> Reading text:
===============

As an initial matter, we note that the underlying dispute in this case between the County and the Service Providers, namely whether the Service Providers failed to bill and undercharged subscribers, pertains to what we will refer to as the 911 Act, 35 Pa. C.S. §§ 5301–5312.1, prior to the General Assembly's amendments to the 911 Act that became effective in August 2015. As discussed further below, however, the instant appeal requires this Court to consider the 911 Act both before and after the effective date of the 2015 amendments.
Pursuant to the 911 Act, the County is responsible for the “implementation, operation and maintenance of a 911 system.” Section 5304 of the 911 Act, 35 Pa. C.S. § 5304. Prior to the 2015 amendments, the statutory scheme operated in the following manner. Through the implementation of a “contribution rate” (911 fees), the 911 Act provided funding to counties to address the costs associated with each county's 911 calling and response system. Former Section 5302 of the 911 Act, 35 Pa. C.S. § 5302. The 911 Act, prior to the 2015 amendments, also required telecommunication service providers to bill the 911 fees to subscribers and to remit the amount collected to the counties. See former Section 5307(a) of the 911 Act, 35 Pa. C.S. § 5307(a) (relating to collection and disbursement of 911 fees) and former Section 5311.14 of the 911 Act, 35 Pa. C.S. § 5311.14 (relating to Voice over Internet Protocol (VoIP) service), repealed by the Act of June 29, 2015, P.L. 36.1 It also required service providers to report information on “each interconnected VoIP service customer” relating to the 911 fee for that customer. Former Section 5311.14(b)(2) of the 911 Act.
On February 11, 2016, the County filed a complaint in the trial court, alleging that the Service Providers failed to charge customers adequately and to collect, remit, and report certain fees under the services fee scheme of the 911 Act. (Reproduced Record (R.R.) at 47a–79a.) The County sets forth its specific legal claims in four counts. Count I of the complaint alleges that the Service Providers were fiduciaries of the County, because the Service Providers had custody and control over all information related to the 911 fees. Count I also alleges that the Service Providers breached their fiduciary obligations by failing to charge, collect, and remit 911 fees and by submitting false or inaccurate reports to the County pertaining to those fees. (R.R. at 74a.) Count II alleges that the Service Providers committed fraud by intentionally and/or knowingly failing to charge, collect, report, and remit the 911 fees as required by the 911 Act and by materially misrepresenting and/or concealing the facts surrounding the 911 fees. (R.R. at 75a–76a.) Count III alleges that the Service Providers committed negligent misrepresentation in that the Service Providers provided false representations to the County through inaccurate 911 fees and remittance forms, and the County relied on those representations to its detriment. (R.R. at 76a–78a.) Count IV alleges that the County is unable to ascertain the extent of the underpayment of 911 fees and, therefore, requests the trial court to compel an accounting. Count IV additionally asks the trial court to enjoin the Service Providers from continuing to violate the 911 Act and to award monetary damages. (R.R. at 78a–79a.)

===============

> Information provided:
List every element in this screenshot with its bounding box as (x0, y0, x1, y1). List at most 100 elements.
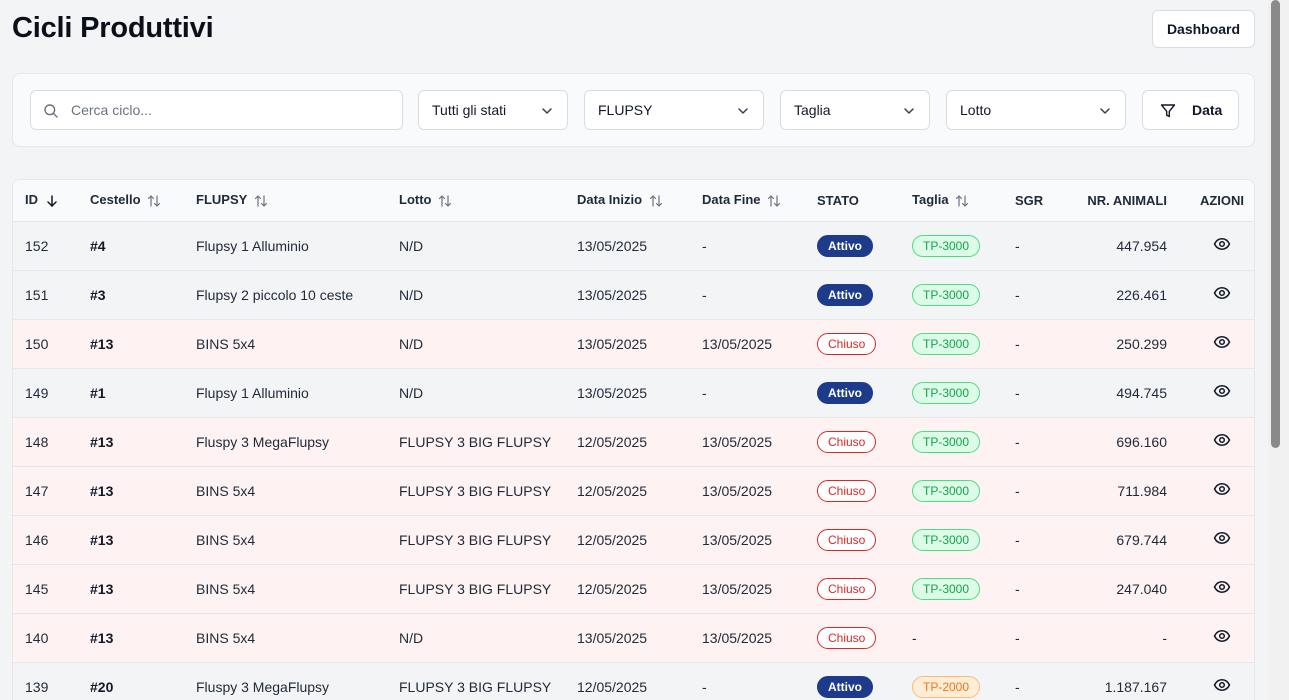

===============

> Goals:
**A.** Answer each question using the court excerpt:
(i) When did the amendments to the 911 Act become effective?
(ii) On what date did the County file its complaint in the trial court?
(iii) What does Count IV ask the trial court to compel?
**B.** Can you reproduce everything in the court excerpt from "As an initial" down to "the 2015 amendments."?
The data here was drawn from a different source than the court excerpt.

> Solutions to the tasks:
**A.**
(i) August 2015
(ii) February 11, 2016
(iii) An accounting

**B.**
As an initial matter, we note that the underlying dispute in this case between the County and the Service Providers, namely whether the Service Providers failed to bill and undercharged subscribers, pertains to what we will refer to as the 911 Act, 35 Pa. C.S. §§ 5301–5312.1, prior to the General Assembly's amendments to the 911 Act that became effective in August 2015. As discussed further below, however, the instant appeal requires this Court to consider the 911 Act both before and after the effective date of the 2015 amendments.